- [TASK] Looking at the listing, state how many of its lines contain the string "Laboratory". Write only the number.

Records from a collection:
....................

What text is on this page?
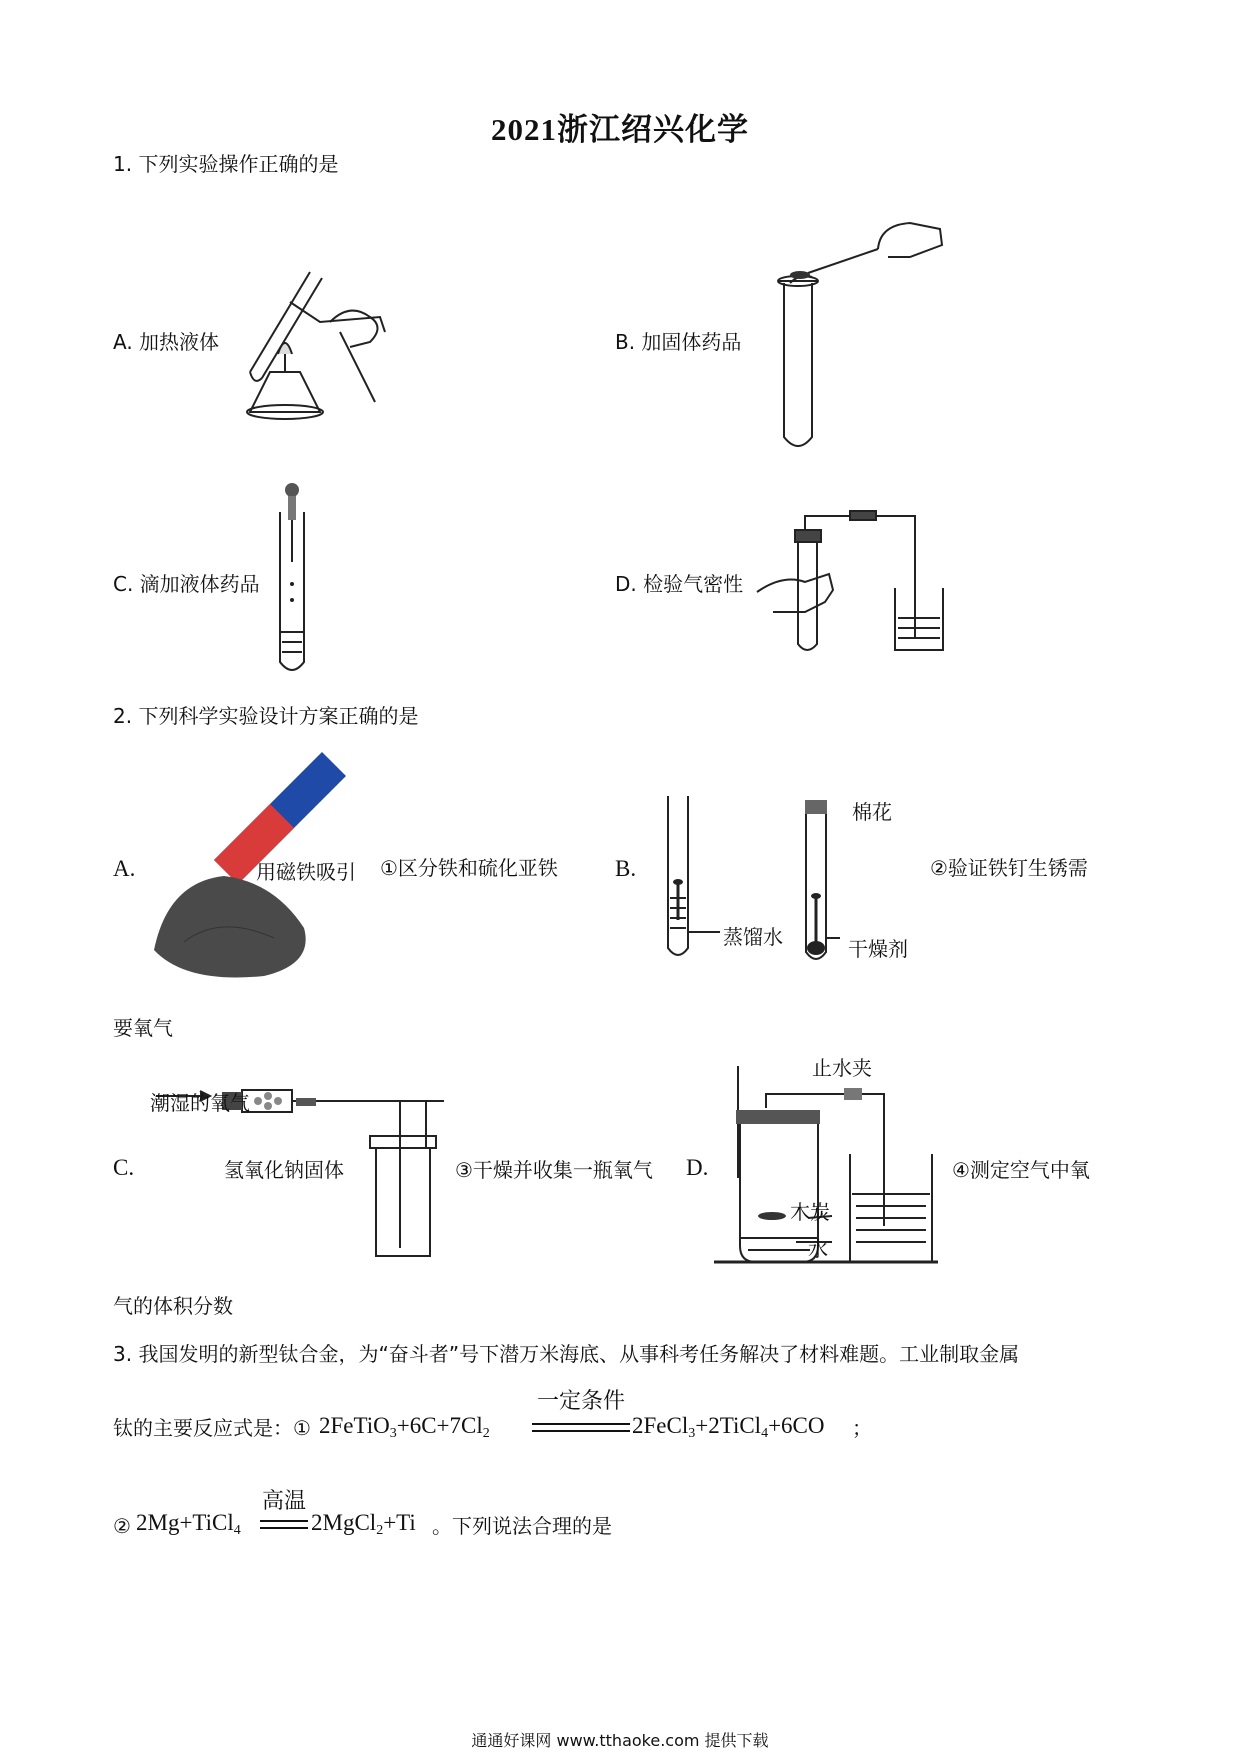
2021浙江绍兴化学
1. 下列实验操作正确的是
A. 加热液体	B. 加固体药品
C. 滴加液体药品	D. 检验气密性
2. 下列科学实验设计方案正确的是
A.	用磁铁吸引 ①区分铁和硫化亚铁 B.
棉花
蒸馏水	干燥剂
②验证铁钉生锈需
要氧气
C.
潮湿的氧气
氢氧化钠固体	③干燥并收集一瓶氧气 D.
止水夹
木炭
水
④测定空气中氧
气的体积分数
3. 我国发明的新型钛合金，为“奋斗者”号下潜万米海底、从事科考任务解决了材料难题。工业制取金属
钛的主要反应式是：① $2FeTiO_3+6C+7Cl_2$
一定条件
2FeCl$_3$+2TiCl$_4$+6CO ；
② 2Mg+TiCl$_4$
高温
2MgCl$_2$+Ti 。下列说法合理的是
通通好课网 www.tthaoke.com 提供下载
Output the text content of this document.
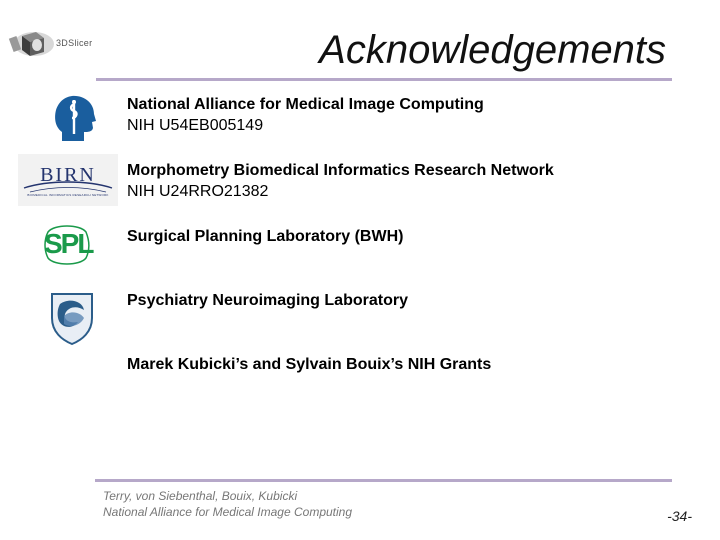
3DSlicer	Acknowledgements
National Alliance for Medical Image Computing
NIH U54EB005149
BIRN
BIOMEDICAL INFORMATICS RESEARCH NETWORK
Morphometry Biomedical Informatics Research Network
NIH U24RRO21382
SPL Surgical Planning Laboratory (BWH)
Psychiatry Neuroimaging Laboratory
Marek Kubicki’s and Sylvain Bouix’s NIH Grants
Terry, von Siebenthal, Bouix, Kubicki
National Alliance for Medical Image Computing	-34-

....................

- [REPLY TO THE EXERCISE] 2